Written task » Copy out the records word for word, starting at the line that contains "bar-series2-1982: [659, 382, 674, 515]" and stopping after the line that contains "bar-series2-1969: [194, 382, 209, 509]".

Source material »
>>>>>
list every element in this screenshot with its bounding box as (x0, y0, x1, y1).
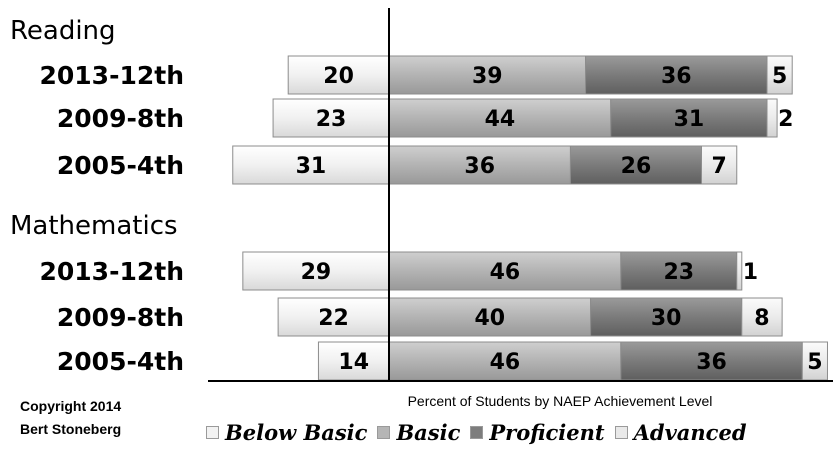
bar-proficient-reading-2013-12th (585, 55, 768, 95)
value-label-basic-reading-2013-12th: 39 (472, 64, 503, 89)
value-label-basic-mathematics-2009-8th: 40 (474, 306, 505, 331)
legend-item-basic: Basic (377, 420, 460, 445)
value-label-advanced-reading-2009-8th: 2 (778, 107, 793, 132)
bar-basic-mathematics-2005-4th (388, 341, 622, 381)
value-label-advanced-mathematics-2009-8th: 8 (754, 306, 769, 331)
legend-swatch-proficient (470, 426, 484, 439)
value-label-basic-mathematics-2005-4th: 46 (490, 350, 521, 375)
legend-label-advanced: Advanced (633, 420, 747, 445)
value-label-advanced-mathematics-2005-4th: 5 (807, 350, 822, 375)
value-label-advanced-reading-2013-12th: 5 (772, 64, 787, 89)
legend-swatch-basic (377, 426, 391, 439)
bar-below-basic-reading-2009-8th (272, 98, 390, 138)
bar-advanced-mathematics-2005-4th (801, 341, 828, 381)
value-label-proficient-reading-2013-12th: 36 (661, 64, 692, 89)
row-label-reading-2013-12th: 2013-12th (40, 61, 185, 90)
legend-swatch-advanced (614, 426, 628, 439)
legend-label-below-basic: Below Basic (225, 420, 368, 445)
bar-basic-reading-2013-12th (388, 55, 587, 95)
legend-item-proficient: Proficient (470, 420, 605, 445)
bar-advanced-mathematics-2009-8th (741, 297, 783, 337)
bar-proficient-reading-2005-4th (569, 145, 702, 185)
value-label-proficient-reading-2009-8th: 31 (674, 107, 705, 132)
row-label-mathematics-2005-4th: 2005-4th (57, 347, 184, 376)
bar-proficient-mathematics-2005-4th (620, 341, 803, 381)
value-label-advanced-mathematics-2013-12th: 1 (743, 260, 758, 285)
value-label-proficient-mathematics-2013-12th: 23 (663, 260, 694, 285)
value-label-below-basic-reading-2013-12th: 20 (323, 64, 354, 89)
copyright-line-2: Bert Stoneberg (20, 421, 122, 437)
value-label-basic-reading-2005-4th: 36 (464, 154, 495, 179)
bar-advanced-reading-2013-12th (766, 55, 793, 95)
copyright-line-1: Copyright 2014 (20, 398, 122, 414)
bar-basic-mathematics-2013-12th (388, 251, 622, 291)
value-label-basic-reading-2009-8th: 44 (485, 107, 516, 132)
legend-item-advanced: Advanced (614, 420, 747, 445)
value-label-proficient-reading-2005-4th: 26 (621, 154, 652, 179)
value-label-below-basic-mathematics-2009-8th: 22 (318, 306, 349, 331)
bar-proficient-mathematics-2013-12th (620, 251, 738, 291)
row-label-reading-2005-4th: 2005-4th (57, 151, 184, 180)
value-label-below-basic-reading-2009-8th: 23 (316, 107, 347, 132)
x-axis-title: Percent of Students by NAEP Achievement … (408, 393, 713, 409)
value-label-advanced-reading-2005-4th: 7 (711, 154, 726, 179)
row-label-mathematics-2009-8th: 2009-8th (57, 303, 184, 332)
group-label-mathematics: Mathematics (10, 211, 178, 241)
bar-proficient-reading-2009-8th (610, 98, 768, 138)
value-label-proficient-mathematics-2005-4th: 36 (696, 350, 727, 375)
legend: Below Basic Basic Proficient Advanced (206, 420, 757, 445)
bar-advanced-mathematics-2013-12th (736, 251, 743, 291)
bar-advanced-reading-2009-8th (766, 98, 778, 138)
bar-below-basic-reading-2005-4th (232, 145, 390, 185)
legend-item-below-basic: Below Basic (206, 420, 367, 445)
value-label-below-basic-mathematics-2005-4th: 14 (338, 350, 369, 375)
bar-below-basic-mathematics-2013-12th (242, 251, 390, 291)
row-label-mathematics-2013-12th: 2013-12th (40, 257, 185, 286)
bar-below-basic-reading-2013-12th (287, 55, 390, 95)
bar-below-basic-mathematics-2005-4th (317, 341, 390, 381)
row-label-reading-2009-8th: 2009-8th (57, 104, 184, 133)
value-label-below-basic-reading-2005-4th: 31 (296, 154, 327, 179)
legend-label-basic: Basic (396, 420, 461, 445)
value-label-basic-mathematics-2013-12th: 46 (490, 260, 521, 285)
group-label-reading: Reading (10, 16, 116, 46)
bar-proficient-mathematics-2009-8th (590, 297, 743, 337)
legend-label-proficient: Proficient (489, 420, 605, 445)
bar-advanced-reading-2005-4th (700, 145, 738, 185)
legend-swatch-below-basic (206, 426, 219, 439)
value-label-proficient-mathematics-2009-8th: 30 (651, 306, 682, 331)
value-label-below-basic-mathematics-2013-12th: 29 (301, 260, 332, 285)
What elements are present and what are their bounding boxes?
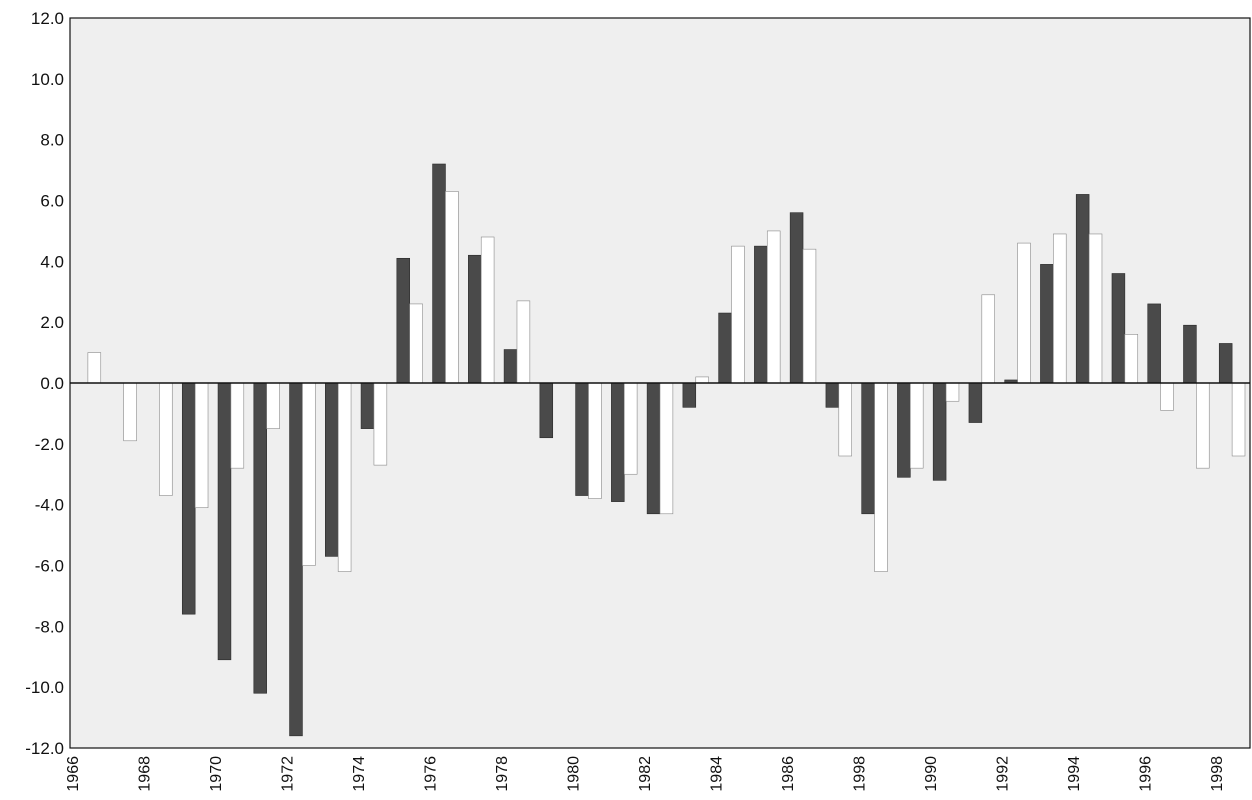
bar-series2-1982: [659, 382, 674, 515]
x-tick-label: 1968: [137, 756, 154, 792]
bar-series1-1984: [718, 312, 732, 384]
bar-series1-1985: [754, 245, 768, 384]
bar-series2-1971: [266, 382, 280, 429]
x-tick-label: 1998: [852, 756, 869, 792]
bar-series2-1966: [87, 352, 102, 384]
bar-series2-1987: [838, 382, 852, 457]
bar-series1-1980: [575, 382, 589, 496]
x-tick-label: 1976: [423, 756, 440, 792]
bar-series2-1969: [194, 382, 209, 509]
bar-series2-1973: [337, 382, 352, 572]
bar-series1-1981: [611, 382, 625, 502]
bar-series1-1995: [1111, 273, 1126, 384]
<<<<<
Problem solution »
bar-series2-1982: [659, 382, 674, 515]
x-tick-label: 1968: [137, 756, 154, 792]
bar-series1-1984: [718, 312, 732, 384]
bar-series1-1985: [754, 245, 768, 384]
bar-series2-1971: [266, 382, 280, 429]
x-tick-label: 1998: [852, 756, 869, 792]
bar-series2-1966: [87, 352, 102, 384]
bar-series2-1987: [838, 382, 852, 457]
bar-series1-1980: [575, 382, 589, 496]
x-tick-label: 1976: [423, 756, 440, 792]
bar-series2-1969: [194, 382, 209, 509]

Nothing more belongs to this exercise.